• _Textauszug_:
Industriepolitik im Zeichen des Hakenkreuzes
Archiv
Stadtarchivarin Marlis Lippik beschäftigt sich mit der Rolle des Enzberger Bürgermeisters Adolf Schickle in der NS-Zeit
Mühlackers Stadtarchivarin Marlis Lippik hatte sich für einen Vortrag im Begleitprogramm der dieses Wochenende zu Ende gehenden Ausstellung „Ständig im W@ndel“ die Enzberger Industrialisierung explizit in der Nazi-Zeit vorgenommen, und demnach seien „Licht und Schatten“ dieser Ansiedlungen untrennbar mit dem Namen Adolf Schickle verbunden gewesen.

• _Aufgabenstellung_:
1. Fassen Sie den Bericht über die Enzberger Industriepolitik in der NS-Zeit in zwei Sätzen zusammen.
2. Führen Sie den Bericht über die Enzberger Industriepolitik in der NS-Zeit im Anschluss an seinen letzten Satz weiter.

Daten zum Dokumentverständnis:
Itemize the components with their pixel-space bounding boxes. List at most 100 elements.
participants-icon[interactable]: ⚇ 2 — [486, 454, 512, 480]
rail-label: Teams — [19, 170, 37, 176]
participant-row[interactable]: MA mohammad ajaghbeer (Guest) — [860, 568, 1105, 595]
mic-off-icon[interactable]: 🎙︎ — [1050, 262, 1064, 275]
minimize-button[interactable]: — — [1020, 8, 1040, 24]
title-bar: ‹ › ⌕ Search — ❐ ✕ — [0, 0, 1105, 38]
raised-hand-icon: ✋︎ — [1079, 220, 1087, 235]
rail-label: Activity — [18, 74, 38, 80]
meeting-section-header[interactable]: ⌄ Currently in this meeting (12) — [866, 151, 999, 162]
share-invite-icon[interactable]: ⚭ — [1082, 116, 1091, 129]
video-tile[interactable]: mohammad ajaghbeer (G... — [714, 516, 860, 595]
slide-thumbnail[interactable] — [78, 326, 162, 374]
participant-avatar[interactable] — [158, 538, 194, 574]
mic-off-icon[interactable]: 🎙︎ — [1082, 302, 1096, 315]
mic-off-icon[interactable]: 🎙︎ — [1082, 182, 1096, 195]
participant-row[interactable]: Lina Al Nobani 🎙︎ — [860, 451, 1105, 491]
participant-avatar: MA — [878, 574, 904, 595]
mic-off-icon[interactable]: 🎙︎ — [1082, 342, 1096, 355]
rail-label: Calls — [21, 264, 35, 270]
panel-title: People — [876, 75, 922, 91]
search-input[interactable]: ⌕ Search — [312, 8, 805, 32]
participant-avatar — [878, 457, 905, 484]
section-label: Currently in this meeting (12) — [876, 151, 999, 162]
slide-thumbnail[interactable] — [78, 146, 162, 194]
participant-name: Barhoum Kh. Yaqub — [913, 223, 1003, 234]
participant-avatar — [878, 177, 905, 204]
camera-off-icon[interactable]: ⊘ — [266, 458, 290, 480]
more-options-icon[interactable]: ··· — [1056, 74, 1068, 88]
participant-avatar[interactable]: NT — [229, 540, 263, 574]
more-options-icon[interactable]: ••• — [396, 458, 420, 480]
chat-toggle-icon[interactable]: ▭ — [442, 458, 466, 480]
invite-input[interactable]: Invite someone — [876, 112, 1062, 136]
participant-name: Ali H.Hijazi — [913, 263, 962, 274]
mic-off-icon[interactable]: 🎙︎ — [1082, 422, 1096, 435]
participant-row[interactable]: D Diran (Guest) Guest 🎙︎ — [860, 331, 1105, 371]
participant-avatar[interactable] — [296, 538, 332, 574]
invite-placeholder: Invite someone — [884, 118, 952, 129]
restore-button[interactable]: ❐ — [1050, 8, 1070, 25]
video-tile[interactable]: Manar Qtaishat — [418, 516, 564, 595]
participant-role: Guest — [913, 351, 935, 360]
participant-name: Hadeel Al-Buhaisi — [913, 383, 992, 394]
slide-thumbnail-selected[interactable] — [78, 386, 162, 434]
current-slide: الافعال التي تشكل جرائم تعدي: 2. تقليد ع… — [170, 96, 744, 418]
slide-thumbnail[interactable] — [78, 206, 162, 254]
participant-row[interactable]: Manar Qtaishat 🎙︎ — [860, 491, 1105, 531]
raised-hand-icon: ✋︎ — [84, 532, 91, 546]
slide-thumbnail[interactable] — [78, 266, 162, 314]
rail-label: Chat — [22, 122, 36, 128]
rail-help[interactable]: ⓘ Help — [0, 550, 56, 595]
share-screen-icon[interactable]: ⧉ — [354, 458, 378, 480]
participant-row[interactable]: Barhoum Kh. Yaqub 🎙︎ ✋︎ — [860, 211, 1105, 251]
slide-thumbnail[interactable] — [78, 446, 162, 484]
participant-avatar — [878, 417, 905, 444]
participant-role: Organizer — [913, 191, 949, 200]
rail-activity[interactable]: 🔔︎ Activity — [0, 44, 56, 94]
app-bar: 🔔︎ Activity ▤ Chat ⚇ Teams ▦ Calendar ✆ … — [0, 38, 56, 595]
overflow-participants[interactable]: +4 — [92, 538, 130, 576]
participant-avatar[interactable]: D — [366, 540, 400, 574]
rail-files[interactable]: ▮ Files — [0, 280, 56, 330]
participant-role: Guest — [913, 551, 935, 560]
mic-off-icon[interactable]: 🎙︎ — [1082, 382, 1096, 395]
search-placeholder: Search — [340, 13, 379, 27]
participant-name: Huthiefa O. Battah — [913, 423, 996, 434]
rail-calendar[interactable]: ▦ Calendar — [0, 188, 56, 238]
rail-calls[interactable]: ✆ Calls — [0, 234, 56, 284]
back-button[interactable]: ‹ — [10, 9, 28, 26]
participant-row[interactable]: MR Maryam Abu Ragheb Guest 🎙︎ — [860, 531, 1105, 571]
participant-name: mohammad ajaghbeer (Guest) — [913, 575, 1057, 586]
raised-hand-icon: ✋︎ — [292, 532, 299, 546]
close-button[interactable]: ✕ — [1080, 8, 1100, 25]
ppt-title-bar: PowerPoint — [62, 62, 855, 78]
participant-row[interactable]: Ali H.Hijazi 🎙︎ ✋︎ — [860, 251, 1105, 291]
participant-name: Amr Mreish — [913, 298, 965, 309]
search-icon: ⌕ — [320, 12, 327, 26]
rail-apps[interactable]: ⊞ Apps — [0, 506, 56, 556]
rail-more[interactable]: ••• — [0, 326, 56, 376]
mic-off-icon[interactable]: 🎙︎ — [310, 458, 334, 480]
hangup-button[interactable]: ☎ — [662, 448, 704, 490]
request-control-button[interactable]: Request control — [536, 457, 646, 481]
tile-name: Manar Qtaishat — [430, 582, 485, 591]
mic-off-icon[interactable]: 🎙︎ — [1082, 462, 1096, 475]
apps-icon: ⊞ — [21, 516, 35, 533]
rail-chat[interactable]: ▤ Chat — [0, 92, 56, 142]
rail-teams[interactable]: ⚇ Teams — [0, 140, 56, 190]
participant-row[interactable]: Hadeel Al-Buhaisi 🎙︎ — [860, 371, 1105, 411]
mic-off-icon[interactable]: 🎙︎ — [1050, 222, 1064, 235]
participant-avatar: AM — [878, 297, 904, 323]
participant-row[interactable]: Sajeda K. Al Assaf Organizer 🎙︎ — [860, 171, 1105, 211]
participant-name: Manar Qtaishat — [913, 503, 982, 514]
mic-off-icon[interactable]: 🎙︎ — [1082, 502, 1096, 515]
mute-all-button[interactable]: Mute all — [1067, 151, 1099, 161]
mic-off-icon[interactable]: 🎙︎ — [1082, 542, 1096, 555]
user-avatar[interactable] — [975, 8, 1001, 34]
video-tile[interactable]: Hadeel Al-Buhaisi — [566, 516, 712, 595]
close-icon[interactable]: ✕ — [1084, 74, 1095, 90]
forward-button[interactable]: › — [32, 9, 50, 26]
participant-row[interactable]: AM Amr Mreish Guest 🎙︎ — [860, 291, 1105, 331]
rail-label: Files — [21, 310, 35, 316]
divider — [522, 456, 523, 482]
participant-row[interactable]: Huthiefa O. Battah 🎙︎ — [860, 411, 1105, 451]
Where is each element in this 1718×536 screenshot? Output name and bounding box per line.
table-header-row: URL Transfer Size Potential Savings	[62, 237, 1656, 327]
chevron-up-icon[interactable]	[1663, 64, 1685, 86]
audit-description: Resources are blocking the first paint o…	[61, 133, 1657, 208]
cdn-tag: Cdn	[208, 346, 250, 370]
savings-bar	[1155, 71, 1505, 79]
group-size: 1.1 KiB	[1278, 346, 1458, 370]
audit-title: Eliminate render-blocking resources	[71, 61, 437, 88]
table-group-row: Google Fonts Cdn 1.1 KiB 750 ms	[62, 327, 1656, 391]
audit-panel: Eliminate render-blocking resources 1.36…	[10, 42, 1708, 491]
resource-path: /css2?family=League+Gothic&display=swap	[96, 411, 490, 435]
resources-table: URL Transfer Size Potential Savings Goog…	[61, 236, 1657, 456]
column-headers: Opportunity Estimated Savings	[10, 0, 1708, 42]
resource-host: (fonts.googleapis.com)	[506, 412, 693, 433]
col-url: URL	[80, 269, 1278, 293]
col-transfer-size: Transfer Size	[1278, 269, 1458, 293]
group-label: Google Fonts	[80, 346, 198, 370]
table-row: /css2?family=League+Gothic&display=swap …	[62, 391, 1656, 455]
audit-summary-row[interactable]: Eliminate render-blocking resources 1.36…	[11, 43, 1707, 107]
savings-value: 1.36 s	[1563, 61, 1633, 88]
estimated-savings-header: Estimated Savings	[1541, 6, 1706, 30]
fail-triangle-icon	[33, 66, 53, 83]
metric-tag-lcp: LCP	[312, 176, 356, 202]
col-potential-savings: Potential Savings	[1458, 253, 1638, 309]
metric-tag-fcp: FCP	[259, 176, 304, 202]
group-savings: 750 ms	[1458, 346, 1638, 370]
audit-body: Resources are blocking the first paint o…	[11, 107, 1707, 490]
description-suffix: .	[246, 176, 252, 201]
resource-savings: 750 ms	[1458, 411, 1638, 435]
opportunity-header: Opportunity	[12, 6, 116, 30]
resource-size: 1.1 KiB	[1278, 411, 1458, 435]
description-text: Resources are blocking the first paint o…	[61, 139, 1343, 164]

• _Antworten je Aufgabe_:
1. Die Mühlacker Stadtarchivarin Marlis Lippik beschäftigt sich mit der Rolle des Enzberger Bürgermeisters Adolf Schickle in der NS-Zeit. Für einen Vortrag im Begleitprogramm der Ausstellung „Ständig im W@ndel“ nahm sie sich die Enzberger Industrialisierung in der Nazi-Zeit vor, wonach „Licht und Schatten“ dieser Ansiedlungen untrennbar mit Schickles Namen verbunden gewesen seien.

2.
Tausende von Aktenseiten aus der Enzberger NS-Zeit hat Stadtarchivarin Marlis Lippik studiert, um ein Bild über Industrieansiedlungen in jener Zeit zeichnen zu können. Foto: Kollros
Mühlacker-Enzberg. Das muss schon ein seltsamer Zeitgenosse gewesen sein, der Enzberger Bürgermeister während der Nazi-Zeit, Adolf Schickle: Von den einen als „Führer“ oder gar „Hitler von Enzberg“ verschrien, von anderen wiederum gewürdigt ob seiner „unbestrittenen Verdienste“ für den Ort, wie unter anderem aus dem Nachruf seines Nachfolgers Erich Wahl zehn Jahre nach Kriegsende überliefert ist. Monatelang hat Stadtarchivarin Marlis Lippik Akten gewälzt, um zu weit mehr Erkenntnissen zu gelangen, als bislang eher oberflächlich bekannt war. Nach eigener Einschätzung sei letztlich „etwas Spannendes herausgekommen“. Bei seiner Ansiedlungspolitik sei Schickle eher „verbohrt“ vorgegangen und habe sich dabei – sicher sehr beeinflusst von der politischen Großwetterlage – tatsächlich aufgespielt wie ein „Hitler von Enzberg“.